=== EXERCISE INPUT ===

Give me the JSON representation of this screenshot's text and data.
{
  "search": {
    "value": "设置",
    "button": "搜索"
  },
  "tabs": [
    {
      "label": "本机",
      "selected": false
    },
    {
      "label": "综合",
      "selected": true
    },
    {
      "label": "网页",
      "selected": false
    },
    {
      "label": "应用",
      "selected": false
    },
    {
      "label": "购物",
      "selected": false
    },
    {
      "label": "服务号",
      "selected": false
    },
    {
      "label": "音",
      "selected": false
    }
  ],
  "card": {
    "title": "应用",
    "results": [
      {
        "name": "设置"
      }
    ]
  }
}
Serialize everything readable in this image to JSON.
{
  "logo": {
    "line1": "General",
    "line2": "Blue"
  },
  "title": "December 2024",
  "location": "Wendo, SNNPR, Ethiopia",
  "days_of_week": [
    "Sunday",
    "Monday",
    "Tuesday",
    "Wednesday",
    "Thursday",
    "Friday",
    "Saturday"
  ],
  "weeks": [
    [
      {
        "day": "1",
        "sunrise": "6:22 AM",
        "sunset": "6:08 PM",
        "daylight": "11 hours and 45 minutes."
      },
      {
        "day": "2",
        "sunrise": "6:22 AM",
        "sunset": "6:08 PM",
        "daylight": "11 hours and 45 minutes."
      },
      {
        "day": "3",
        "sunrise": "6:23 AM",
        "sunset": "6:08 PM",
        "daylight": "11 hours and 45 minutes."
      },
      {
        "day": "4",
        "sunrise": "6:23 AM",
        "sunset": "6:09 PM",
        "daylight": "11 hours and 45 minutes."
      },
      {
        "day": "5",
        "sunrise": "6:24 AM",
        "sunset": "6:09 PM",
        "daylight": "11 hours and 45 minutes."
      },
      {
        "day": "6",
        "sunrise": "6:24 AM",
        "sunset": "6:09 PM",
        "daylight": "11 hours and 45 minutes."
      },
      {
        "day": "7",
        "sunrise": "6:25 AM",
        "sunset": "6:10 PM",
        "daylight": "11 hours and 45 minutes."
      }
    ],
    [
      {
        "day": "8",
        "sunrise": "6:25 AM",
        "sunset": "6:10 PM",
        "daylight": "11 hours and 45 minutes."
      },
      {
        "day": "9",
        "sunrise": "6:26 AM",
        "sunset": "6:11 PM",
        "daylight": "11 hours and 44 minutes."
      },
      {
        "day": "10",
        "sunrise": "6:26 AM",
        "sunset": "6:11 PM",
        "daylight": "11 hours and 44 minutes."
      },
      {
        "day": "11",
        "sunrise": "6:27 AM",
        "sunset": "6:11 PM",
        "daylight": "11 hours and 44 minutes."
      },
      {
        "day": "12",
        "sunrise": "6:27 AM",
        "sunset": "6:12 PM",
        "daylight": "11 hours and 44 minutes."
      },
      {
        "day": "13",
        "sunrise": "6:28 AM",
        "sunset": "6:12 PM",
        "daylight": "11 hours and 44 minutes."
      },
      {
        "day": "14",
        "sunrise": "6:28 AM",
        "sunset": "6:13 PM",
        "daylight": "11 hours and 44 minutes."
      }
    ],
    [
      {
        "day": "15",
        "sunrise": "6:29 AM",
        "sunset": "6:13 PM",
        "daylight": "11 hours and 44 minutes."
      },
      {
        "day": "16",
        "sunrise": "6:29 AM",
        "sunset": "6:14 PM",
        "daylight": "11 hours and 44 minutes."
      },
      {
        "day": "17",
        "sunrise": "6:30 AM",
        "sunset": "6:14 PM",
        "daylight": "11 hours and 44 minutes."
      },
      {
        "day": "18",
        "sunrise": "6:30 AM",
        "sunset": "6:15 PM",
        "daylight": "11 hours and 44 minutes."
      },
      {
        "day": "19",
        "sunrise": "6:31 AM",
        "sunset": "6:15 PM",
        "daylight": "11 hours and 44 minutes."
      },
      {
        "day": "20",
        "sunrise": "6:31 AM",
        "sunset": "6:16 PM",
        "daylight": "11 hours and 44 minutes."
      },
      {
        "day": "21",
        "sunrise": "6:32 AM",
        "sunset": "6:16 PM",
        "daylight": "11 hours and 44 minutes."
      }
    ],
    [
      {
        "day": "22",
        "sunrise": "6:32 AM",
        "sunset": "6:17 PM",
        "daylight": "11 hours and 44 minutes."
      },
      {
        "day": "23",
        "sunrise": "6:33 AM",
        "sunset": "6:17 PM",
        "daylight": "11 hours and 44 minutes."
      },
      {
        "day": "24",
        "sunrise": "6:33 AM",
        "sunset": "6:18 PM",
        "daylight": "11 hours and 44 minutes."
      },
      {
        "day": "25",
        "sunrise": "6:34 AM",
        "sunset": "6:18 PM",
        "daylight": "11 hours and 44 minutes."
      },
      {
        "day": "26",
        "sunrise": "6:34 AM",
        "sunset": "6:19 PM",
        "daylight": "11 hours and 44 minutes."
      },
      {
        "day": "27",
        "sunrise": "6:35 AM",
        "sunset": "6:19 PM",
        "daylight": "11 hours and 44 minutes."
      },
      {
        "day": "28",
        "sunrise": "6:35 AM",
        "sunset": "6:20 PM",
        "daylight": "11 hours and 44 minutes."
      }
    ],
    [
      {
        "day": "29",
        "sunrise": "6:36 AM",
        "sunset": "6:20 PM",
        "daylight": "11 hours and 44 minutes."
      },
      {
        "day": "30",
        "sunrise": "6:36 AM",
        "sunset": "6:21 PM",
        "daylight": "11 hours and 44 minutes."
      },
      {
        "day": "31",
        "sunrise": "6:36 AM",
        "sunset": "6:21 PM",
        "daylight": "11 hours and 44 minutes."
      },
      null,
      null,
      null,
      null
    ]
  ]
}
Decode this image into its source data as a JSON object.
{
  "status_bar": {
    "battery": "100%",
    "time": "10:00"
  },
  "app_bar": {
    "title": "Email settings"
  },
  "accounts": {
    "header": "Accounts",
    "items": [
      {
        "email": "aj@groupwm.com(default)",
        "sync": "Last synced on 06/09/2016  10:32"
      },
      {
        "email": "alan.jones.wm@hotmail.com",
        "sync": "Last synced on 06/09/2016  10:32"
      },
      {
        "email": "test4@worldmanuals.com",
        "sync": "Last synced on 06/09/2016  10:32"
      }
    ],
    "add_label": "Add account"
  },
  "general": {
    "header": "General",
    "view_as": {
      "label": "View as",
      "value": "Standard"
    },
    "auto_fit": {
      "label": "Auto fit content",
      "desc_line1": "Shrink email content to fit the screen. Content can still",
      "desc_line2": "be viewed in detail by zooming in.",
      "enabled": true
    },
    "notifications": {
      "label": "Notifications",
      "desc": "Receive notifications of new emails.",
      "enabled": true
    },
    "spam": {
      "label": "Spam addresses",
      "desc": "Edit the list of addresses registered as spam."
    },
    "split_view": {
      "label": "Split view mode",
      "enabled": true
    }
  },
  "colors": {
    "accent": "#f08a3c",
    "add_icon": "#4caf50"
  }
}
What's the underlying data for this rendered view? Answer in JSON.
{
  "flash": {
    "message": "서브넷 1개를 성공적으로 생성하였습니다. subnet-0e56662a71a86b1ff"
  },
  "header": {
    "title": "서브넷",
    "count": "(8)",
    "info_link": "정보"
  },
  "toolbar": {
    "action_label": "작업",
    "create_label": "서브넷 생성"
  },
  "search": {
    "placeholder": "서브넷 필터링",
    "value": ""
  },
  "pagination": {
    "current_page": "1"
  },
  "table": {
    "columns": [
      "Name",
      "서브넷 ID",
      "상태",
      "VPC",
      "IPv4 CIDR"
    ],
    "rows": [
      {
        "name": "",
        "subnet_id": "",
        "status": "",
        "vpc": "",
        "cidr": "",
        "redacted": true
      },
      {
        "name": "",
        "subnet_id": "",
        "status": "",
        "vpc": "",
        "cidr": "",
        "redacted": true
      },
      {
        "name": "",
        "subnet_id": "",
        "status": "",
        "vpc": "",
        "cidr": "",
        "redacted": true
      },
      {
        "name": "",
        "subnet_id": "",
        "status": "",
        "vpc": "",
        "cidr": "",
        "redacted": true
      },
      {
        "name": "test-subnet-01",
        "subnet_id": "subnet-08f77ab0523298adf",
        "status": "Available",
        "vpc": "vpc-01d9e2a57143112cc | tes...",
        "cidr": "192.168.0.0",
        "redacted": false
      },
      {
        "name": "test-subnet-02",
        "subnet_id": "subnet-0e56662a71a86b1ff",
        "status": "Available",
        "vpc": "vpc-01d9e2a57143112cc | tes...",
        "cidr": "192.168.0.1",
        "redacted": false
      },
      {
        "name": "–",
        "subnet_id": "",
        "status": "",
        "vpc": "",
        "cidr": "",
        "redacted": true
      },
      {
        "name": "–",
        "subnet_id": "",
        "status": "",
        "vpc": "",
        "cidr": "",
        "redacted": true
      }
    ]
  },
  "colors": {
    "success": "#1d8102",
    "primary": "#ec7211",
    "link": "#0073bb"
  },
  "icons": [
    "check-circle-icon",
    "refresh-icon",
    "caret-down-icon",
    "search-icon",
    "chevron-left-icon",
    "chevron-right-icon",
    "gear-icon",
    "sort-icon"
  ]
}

===

## WRITTEN REQUEST
Identify each line in the entries with the word "image" and copy it.

## SOLUTION BELOW
Serialize everything readable in this image to JSON.
Decode this image into its source data as a JSON object.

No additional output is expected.